## The exercise
Make an exact copy of the entries below with the pictures removed.

## Material
========

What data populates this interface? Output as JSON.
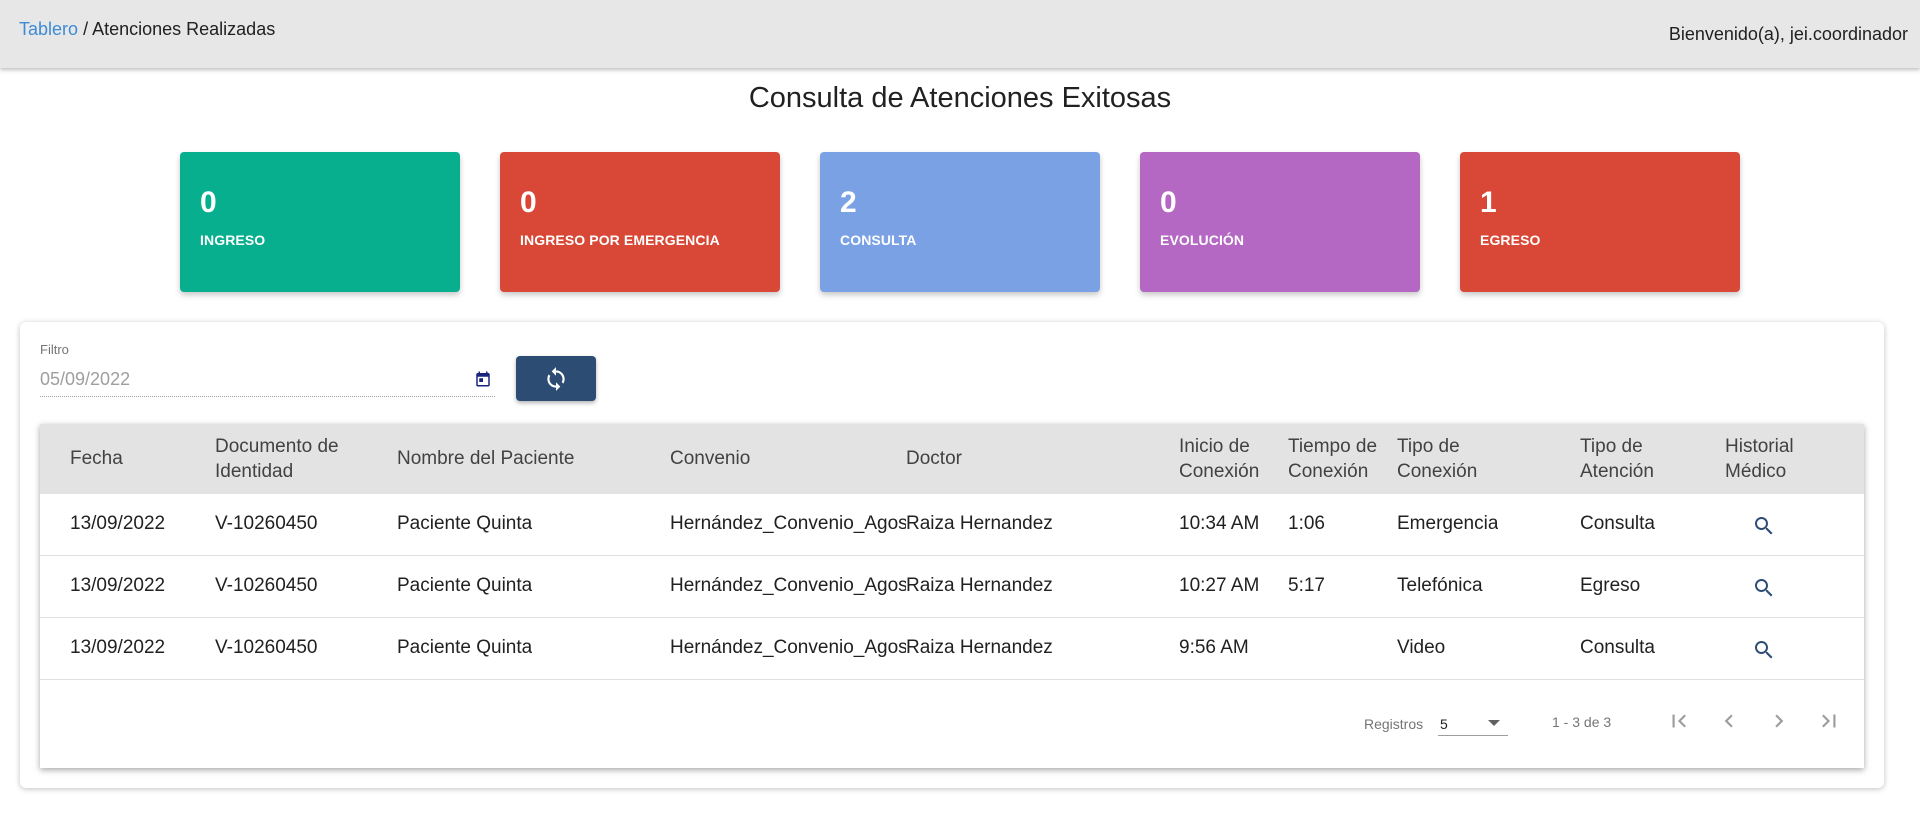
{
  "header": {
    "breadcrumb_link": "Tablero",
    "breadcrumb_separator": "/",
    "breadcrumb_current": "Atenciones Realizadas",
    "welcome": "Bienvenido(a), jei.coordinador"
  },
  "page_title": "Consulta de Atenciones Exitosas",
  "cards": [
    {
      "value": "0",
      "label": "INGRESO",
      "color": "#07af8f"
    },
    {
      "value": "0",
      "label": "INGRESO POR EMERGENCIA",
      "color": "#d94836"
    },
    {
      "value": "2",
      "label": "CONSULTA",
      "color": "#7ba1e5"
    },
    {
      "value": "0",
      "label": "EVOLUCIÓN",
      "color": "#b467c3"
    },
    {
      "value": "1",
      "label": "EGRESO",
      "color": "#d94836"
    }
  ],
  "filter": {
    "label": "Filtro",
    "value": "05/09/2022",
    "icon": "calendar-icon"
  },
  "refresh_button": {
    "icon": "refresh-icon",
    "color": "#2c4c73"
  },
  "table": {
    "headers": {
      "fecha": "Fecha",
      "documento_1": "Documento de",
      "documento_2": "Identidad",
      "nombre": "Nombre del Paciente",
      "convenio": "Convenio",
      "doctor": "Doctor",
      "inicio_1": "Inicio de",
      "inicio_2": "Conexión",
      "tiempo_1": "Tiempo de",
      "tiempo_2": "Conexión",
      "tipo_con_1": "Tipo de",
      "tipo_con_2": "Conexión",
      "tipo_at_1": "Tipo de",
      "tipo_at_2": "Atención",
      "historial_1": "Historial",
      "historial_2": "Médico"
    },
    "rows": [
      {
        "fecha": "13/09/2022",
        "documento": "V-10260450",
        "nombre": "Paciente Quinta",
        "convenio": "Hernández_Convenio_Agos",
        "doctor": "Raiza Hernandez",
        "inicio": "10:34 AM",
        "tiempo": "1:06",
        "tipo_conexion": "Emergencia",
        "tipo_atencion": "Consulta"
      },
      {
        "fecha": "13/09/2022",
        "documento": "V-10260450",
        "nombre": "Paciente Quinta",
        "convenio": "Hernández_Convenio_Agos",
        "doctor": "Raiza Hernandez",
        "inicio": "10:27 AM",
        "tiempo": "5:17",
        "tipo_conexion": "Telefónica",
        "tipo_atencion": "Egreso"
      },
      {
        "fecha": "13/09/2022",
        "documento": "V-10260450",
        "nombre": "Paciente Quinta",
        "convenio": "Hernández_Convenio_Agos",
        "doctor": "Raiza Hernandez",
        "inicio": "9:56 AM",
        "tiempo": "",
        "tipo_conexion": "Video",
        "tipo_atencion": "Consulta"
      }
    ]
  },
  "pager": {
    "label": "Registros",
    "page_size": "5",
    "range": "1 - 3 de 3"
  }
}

========

## Solution to this exercise
What data populates this interface? Output as JSON.
{
  "header": {
    "breadcrumb_link": "Tablero",
    "breadcrumb_separator": "/",
    "breadcrumb_current": "Atenciones Realizadas",
    "welcome": "Bienvenido(a), jei.coordinador"
  },
  "page_title": "Consulta de Atenciones Exitosas",
  "cards": [
    {
      "value": "0",
      "label": "INGRESO",
      "color": "#07af8f"
    },
    {
      "value": "0",
      "label": "INGRESO POR EMERGENCIA",
      "color": "#d94836"
    },
    {
      "value": "2",
      "label": "CONSULTA",
      "color": "#7ba1e5"
    },
    {
      "value": "0",
      "label": "EVOLUCIÓN",
      "color": "#b467c3"
    },
    {
      "value": "1",
      "label": "EGRESO",
      "color": "#d94836"
    }
  ],
  "filter": {
    "label": "Filtro",
    "value": "05/09/2022",
    "icon": "calendar-icon"
  },
  "refresh_button": {
    "icon": "refresh-icon",
    "color": "#2c4c73"
  },
  "table": {
    "headers": {
      "fecha": "Fecha",
      "documento_1": "Documento de",
      "documento_2": "Identidad",
      "nombre": "Nombre del Paciente",
      "convenio": "Convenio",
      "doctor": "Doctor",
      "inicio_1": "Inicio de",
      "inicio_2": "Conexión",
      "tiempo_1": "Tiempo de",
      "tiempo_2": "Conexión",
      "tipo_con_1": "Tipo de",
      "tipo_con_2": "Conexión",
      "tipo_at_1": "Tipo de",
      "tipo_at_2": "Atención",
      "historial_1": "Historial",
      "historial_2": "Médico"
    },
    "rows": [
      {
        "fecha": "13/09/2022",
        "documento": "V-10260450",
        "nombre": "Paciente Quinta",
        "convenio": "Hernández_Convenio_Agos",
        "doctor": "Raiza Hernandez",
        "inicio": "10:34 AM",
        "tiempo": "1:06",
        "tipo_conexion": "Emergencia",
        "tipo_atencion": "Consulta"
      },
      {
        "fecha": "13/09/2022",
        "documento": "V-10260450",
        "nombre": "Paciente Quinta",
        "convenio": "Hernández_Convenio_Agos",
        "doctor": "Raiza Hernandez",
        "inicio": "10:27 AM",
        "tiempo": "5:17",
        "tipo_conexion": "Telefónica",
        "tipo_atencion": "Egreso"
      },
      {
        "fecha": "13/09/2022",
        "documento": "V-10260450",
        "nombre": "Paciente Quinta",
        "convenio": "Hernández_Convenio_Agos",
        "doctor": "Raiza Hernandez",
        "inicio": "9:56 AM",
        "tiempo": "",
        "tipo_conexion": "Video",
        "tipo_atencion": "Consulta"
      }
    ]
  },
  "pager": {
    "label": "Registros",
    "page_size": "5",
    "range": "1 - 3 de 3"
  }
}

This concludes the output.